**Stored records**

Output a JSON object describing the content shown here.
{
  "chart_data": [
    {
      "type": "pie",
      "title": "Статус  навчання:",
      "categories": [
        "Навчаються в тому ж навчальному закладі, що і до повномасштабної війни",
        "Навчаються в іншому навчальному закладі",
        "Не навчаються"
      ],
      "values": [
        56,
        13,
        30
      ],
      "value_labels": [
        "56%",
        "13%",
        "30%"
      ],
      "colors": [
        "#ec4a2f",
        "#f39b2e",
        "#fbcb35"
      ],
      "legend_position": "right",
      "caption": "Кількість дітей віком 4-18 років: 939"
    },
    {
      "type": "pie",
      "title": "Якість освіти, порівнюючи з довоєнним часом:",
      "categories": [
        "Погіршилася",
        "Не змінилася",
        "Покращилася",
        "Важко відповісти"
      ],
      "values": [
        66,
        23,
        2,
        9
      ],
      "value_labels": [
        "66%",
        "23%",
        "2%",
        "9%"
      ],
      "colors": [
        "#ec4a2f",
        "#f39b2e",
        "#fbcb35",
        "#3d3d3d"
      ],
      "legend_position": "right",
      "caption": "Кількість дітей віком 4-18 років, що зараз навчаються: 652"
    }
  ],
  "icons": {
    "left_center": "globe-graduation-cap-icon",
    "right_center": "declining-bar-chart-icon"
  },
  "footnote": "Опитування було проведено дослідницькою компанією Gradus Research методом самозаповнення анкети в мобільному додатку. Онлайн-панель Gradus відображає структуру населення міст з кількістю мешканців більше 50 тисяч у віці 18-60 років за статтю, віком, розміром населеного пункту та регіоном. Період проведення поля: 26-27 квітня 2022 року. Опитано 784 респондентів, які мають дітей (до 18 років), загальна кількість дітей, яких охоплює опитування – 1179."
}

**Objective**
Using the entries above, return each line in which the word "дітей" occurs.

**Output**
      "caption": "Кількість дітей віком 4-18 років: 939"
      "caption": "Кількість дітей віком 4-18 років, що зараз навчаються: 652"
  "footnote": "Опитування було проведено дослідницькою компанією Gradus Research методом самозаповнення анкети в мобільному додатку. Онлайн-панель Gradus відображає структуру населення міст з кількістю мешканців більше 50 тисяч у віці 18-60 років за статтю, віком, розміром населеного пункту та регіоном. Період проведення поля: 26-27 квітня 2022 року. Опитано 784 респондентів, які мають дітей (до 18 років), загальна кількість дітей, яких охоплює опитування – 1179."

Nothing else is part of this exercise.